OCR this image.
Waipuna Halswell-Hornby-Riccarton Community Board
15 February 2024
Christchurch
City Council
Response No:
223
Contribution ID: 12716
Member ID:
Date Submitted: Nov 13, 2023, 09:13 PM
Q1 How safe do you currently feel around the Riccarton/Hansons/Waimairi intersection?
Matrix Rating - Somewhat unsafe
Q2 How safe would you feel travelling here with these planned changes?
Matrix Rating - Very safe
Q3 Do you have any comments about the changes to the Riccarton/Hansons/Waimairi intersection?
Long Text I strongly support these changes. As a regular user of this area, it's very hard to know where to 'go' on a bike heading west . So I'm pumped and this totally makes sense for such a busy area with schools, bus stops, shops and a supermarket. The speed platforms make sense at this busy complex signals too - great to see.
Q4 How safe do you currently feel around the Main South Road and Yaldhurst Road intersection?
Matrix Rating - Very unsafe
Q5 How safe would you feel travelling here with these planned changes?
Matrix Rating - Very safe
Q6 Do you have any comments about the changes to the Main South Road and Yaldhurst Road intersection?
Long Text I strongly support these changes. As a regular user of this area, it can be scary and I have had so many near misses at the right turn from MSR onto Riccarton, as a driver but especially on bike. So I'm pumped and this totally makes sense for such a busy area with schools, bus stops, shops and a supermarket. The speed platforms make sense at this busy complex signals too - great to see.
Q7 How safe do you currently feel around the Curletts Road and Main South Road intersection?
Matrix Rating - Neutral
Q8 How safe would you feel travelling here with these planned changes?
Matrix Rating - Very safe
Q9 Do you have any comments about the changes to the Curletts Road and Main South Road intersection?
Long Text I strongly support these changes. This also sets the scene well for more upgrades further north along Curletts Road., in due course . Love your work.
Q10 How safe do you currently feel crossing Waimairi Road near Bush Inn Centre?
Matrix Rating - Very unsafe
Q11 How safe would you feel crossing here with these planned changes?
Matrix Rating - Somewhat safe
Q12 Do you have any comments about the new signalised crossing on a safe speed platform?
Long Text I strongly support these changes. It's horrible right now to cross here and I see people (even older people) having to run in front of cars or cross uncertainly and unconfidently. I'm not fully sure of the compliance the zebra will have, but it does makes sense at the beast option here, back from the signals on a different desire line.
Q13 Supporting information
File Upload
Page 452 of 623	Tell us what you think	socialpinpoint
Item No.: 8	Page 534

Given instruction – Give only the number of lines in the material above where the string "with" appears.

Exercise result – 6